Task to carry out:
Return each line of the material verbatim.

Records shown:
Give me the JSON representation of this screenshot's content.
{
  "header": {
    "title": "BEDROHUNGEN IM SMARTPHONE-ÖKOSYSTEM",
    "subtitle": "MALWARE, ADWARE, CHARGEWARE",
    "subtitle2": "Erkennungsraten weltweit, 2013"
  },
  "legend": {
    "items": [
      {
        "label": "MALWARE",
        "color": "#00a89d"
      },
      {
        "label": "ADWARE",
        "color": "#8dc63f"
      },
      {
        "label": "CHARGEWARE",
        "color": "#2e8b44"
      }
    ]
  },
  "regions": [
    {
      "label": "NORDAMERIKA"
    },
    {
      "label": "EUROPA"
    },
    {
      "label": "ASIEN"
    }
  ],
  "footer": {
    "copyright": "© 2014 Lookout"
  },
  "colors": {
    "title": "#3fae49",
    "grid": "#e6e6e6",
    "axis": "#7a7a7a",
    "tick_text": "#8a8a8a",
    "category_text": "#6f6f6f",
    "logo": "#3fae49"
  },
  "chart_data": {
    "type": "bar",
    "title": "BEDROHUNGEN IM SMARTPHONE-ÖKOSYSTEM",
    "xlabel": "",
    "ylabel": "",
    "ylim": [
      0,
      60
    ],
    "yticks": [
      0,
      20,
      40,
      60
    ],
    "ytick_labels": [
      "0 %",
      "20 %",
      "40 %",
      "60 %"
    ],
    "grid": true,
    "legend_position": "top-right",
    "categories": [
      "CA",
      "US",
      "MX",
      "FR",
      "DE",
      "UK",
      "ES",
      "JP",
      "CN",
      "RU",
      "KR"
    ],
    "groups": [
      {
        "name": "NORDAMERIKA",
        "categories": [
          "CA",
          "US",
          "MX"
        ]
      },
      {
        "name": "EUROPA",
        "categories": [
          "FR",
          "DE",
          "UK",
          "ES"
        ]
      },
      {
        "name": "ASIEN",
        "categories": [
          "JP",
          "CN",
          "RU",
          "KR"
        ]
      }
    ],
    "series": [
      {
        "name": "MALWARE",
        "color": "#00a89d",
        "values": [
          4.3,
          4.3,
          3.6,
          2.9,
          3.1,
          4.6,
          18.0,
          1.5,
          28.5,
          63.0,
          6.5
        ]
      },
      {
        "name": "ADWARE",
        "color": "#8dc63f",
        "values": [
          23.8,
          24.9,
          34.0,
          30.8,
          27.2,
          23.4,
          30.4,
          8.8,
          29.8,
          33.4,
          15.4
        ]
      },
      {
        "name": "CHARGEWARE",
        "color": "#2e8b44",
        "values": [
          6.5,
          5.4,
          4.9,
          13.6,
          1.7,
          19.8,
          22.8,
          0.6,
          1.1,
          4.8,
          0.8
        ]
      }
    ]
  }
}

Complete output:
Give me the JSON representation of this screenshot's content.
{
  "header": {
    "title": "BEDROHUNGEN IM SMARTPHONE-ÖKOSYSTEM",
    "subtitle": "MALWARE, ADWARE, CHARGEWARE",
    "subtitle2": "Erkennungsraten weltweit, 2013"
  },
  "legend": {
    "items": [
      {
        "label": "MALWARE",
        "color": "#00a89d"
      },
      {
        "label": "ADWARE",
        "color": "#8dc63f"
      },
      {
        "label": "CHARGEWARE",
        "color": "#2e8b44"
      }
    ]
  },
  "regions": [
    {
      "label": "NORDAMERIKA"
    },
    {
      "label": "EUROPA"
    },
    {
      "label": "ASIEN"
    }
  ],
  "footer": {
    "copyright": "© 2014 Lookout"
  },
  "colors": {
    "title": "#3fae49",
    "grid": "#e6e6e6",
    "axis": "#7a7a7a",
    "tick_text": "#8a8a8a",
    "category_text": "#6f6f6f",
    "logo": "#3fae49"
  },
  "chart_data": {
    "type": "bar",
    "title": "BEDROHUNGEN IM SMARTPHONE-ÖKOSYSTEM",
    "xlabel": "",
    "ylabel": "",
    "ylim": [
      0,
      60
    ],
    "yticks": [
      0,
      20,
      40,
      60
    ],
    "ytick_labels": [
      "0 %",
      "20 %",
      "40 %",
      "60 %"
    ],
    "grid": true,
    "legend_position": "top-right",
    "categories": [
      "CA",
      "US",
      "MX",
      "FR",
      "DE",
      "UK",
      "ES",
      "JP",
      "CN",
      "RU",
      "KR"
    ],
    "groups": [
      {
        "name": "NORDAMERIKA",
        "categories": [
          "CA",
          "US",
          "MX"
        ]
      },
      {
        "name": "EUROPA",
        "categories": [
          "FR",
          "DE",
          "UK",
          "ES"
        ]
      },
      {
        "name": "ASIEN",
        "categories": [
          "JP",
          "CN",
          "RU",
          "KR"
        ]
      }
    ],
    "series": [
      {
        "name": "MALWARE",
        "color": "#00a89d",
        "values": [
          4.3,
          4.3,
          3.6,
          2.9,
          3.1,
          4.6,
          18.0,
          1.5,
          28.5,
          63.0,
          6.5
        ]
      },
      {
        "name": "ADWARE",
        "color": "#8dc63f",
        "values": [
          23.8,
          24.9,
          34.0,
          30.8,
          27.2,
          23.4,
          30.4,
          8.8,
          29.8,
          33.4,
          15.4
        ]
      },
      {
        "name": "CHARGEWARE",
        "color": "#2e8b44",
        "values": [
          6.5,
          5.4,
          4.9,
          13.6,
          1.7,
          19.8,
          22.8,
          0.6,
          1.1,
          4.8,
          0.8
        ]
      }
    ]
  }
}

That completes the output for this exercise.